> _Written exercise_
Print the listing below in its entirety, character for character.

> _Data supplied_
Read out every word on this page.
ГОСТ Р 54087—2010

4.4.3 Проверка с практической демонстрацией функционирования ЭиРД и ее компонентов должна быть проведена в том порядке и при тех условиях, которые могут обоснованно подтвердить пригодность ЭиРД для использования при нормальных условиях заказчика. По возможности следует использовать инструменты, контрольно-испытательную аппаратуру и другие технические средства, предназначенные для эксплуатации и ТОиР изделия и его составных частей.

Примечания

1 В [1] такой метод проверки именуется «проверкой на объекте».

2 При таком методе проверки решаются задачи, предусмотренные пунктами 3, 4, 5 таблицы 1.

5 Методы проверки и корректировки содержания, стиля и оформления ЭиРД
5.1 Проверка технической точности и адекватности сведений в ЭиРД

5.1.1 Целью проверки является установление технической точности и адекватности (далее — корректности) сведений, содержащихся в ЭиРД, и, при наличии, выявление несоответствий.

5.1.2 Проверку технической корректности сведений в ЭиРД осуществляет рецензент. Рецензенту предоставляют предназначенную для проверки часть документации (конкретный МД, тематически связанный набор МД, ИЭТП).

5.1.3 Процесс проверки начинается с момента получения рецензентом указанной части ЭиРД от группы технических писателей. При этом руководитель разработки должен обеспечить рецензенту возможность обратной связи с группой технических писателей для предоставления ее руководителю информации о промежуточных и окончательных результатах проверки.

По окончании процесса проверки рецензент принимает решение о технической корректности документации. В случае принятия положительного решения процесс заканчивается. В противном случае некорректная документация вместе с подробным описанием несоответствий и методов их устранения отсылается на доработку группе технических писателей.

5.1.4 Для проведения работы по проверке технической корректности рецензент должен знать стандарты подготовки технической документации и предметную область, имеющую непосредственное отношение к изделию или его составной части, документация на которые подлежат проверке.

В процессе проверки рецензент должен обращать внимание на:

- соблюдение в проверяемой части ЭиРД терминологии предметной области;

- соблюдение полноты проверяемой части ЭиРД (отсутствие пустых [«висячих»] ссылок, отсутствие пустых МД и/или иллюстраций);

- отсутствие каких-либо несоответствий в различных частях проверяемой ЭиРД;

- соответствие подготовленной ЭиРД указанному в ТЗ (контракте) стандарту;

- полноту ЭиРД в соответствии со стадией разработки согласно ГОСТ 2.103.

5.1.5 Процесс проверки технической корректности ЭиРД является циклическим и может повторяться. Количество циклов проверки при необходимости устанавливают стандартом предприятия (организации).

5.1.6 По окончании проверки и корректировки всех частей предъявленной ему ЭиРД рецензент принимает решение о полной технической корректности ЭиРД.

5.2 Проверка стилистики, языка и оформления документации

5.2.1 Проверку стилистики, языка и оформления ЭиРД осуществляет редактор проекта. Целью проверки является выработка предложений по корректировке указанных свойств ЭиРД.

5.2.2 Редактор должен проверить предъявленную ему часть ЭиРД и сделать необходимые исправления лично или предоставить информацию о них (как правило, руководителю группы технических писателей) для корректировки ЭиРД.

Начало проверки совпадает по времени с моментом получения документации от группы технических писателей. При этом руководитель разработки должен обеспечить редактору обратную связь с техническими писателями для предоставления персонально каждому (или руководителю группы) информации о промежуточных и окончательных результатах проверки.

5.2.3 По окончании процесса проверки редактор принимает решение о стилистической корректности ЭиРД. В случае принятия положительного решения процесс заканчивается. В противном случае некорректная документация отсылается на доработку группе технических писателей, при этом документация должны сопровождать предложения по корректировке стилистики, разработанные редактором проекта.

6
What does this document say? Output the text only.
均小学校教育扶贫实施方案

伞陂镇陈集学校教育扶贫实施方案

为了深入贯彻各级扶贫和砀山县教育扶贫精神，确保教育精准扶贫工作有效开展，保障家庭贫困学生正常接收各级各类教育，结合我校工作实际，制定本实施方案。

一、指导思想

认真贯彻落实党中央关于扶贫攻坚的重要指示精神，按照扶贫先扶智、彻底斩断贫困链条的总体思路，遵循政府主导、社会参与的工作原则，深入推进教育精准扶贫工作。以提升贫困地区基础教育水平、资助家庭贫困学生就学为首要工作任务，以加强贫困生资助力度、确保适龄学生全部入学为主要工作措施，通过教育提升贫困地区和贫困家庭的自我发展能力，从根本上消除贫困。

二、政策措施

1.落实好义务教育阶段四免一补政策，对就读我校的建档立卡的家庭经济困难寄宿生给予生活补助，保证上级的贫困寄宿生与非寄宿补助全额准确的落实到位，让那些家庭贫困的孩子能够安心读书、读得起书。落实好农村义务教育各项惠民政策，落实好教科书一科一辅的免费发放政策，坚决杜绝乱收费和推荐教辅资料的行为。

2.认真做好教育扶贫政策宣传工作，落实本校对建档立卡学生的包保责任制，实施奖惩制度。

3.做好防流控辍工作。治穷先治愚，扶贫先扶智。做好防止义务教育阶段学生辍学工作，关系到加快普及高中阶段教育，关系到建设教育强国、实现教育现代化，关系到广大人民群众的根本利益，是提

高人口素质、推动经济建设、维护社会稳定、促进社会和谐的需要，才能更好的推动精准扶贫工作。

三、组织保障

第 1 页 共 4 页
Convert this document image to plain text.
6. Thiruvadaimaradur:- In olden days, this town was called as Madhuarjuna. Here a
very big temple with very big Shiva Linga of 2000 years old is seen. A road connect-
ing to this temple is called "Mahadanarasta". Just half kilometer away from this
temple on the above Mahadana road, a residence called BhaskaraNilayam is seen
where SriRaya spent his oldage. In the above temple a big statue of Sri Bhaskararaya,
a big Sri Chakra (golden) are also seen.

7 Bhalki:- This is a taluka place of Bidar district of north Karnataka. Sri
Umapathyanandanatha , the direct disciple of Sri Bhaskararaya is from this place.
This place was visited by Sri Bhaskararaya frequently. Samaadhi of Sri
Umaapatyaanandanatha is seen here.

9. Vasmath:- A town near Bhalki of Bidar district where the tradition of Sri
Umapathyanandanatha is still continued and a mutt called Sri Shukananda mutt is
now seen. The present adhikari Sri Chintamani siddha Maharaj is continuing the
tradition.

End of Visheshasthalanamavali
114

> _Answer for the task_
Read out every word on this page.
ГОСТ Р 54087—2010

4.4.3 Проверка с практической демонстрацией функционирования ЭиРД и ее компонентов должна быть проведена в том порядке и при тех условиях, которые могут обоснованно подтвердить пригодность ЭиРД для использования при нормальных условиях заказчика. По возможности следует использовать инструменты, контрольно-испытательную аппаратуру и другие технические средства, предназначенные для эксплуатации и ТОиР изделия и его составных частей.

Примечания

1 В [1] такой метод проверки именуется «проверкой на объекте».

2 При таком методе проверки решаются задачи, предусмотренные пунктами 3, 4, 5 таблицы 1.

5 Методы проверки и корректировки содержания, стиля и оформления ЭиРД
5.1 Проверка технической точности и адекватности сведений в ЭиРД

5.1.1 Целью проверки является установление технической точности и адекватности (далее — корректности) сведений, содержащихся в ЭиРД, и, при наличии, выявление несоответствий.

5.1.2 Проверку технической корректности сведений в ЭиРД осуществляет рецензент. Рецензенту предоставляют предназначенную для проверки часть документации (конкретный МД, тематически связанный набор МД, ИЭТП).

5.1.3 Процесс проверки начинается с момента получения рецензентом указанной части ЭиРД от группы технических писателей. При этом руководитель разработки должен обеспечить рецензенту возможность обратной связи с группой технических писателей для предоставления ее руководителю информации о промежуточных и окончательных результатах проверки.

По окончании процесса проверки рецензент принимает решение о технической корректности документации. В случае принятия положительного решения процесс заканчивается. В противном случае некорректная документация вместе с подробным описанием несоответствий и методов их устранения отсылается на доработку группе технических писателей.

5.1.4 Для проведения работы по проверке технической корректности рецензент должен знать стандарты подготовки технической документации и предметную область, имеющую непосредственное отношение к изделию или его составной части, документация на которые подлежат проверке.

В процессе проверки рецензент должен обращать внимание на:

- соблюдение в проверяемой части ЭиРД терминологии предметной области;

- соблюдение полноты проверяемой части ЭиРД (отсутствие пустых [«висячих»] ссылок, отсутствие пустых МД и/или иллюстраций);

- отсутствие каких-либо несоответствий в различных частях проверяемой ЭиРД;

- соответствие подготовленной ЭиРД указанному в ТЗ (контракте) стандарту;

- полноту ЭиРД в соответствии со стадией разработки согласно ГОСТ 2.103.

5.1.5 Процесс проверки технической корректности ЭиРД является циклическим и может повторяться. Количество циклов проверки при необходимости устанавливают стандартом предприятия (организации).

5.1.6 По окончании проверки и корректировки всех частей предъявленной ему ЭиРД рецензент принимает решение о полной технической корректности ЭиРД.

5.2 Проверка стилистики, языка и оформления документации

5.2.1 Проверку стилистики, языка и оформления ЭиРД осуществляет редактор проекта. Целью проверки является выработка предложений по корректировке указанных свойств ЭиРД.

5.2.2 Редактор должен проверить предъявленную ему часть ЭиРД и сделать необходимые исправления лично или предоставить информацию о них (как правило, руководителю группы технических писателей) для корректировки ЭиРД.

Начало проверки совпадает по времени с моментом получения документации от группы технических писателей. При этом руководитель разработки должен обеспечить редактору обратную связь с техническими писателями для предоставления персонально каждому (или руководителю группы) информации о промежуточных и окончательных результатах проверки.

5.2.3 По окончании процесса проверки редактор принимает решение о стилистической корректности ЭиРД. В случае принятия положительного решения процесс заканчивается. В противном случае некорректная документация отсылается на доработку группе технических писателей, при этом документация должны сопровождать предложения по корректировке стилистики, разработанные редактором проекта.

6
What does this document say? Output the text only.
均小学校教育扶贫实施方案

伞陂镇陈集学校教育扶贫实施方案

为了深入贯彻各级扶贫和砀山县教育扶贫精神，确保教育精准扶贫工作有效开展，保障家庭贫困学生正常接收各级各类教育，结合我校工作实际，制定本实施方案。

一、指导思想

认真贯彻落实党中央关于扶贫攻坚的重要指示精神，按照扶贫先扶智、彻底斩断贫困链条的总体思路，遵循政府主导、社会参与的工作原则，深入推进教育精准扶贫工作。以提升贫困地区基础教育水平、资助家庭贫困学生就学为首要工作任务，以加强贫困生资助力度、确保适龄学生全部入学为主要工作措施，通过教育提升贫困地区和贫困家庭的自我发展能力，从根本上消除贫困。

二、政策措施

1.落实好义务教育阶段四免一补政策，对就读我校的建档立卡的家庭经济困难寄宿生给予生活补助，保证上级的贫困寄宿生与非寄宿补助全额准确的落实到位，让那些家庭贫困的孩子能够安心读书、读得起书。落实好农村义务教育各项惠民政策，落实好教科书一科一辅的免费发放政策，坚决杜绝乱收费和推荐教辅资料的行为。

2.认真做好教育扶贫政策宣传工作，落实本校对建档立卡学生的包保责任制，实施奖惩制度。

3.做好防流控辍工作。治穷先治愚，扶贫先扶智。做好防止义务教育阶段学生辍学工作，关系到加快普及高中阶段教育，关系到建设教育强国、实现教育现代化，关系到广大人民群众的根本利益，是提

高人口素质、推动经济建设、维护社会稳定、促进社会和谐的需要，才能更好的推动精准扶贫工作。

三、组织保障

第 1 页 共 4 页
Convert this document image to plain text.
6. Thiruvadaimaradur:- In olden days, this town was called as Madhuarjuna. Here a
very big temple with very big Shiva Linga of 2000 years old is seen. A road connect-
ing to this temple is called "Mahadanarasta". Just half kilometer away from this
temple on the above Mahadana road, a residence called BhaskaraNilayam is seen
where SriRaya spent his oldage. In the above temple a big statue of Sri Bhaskararaya,
a big Sri Chakra (golden) are also seen.

7 Bhalki:- This is a taluka place of Bidar district of north Karnataka. Sri
Umapathyanandanatha , the direct disciple of Sri Bhaskararaya is from this place.
This place was visited by Sri Bhaskararaya frequently. Samaadhi of Sri
Umaapatyaanandanatha is seen here.

9. Vasmath:- A town near Bhalki of Bidar district where the tradition of Sri
Umapathyanandanatha is still continued and a mutt called Sri Shukananda mutt is
now seen. The present adhikari Sri Chintamani siddha Maharaj is continuing the
tradition.

End of Visheshasthalanamavali
114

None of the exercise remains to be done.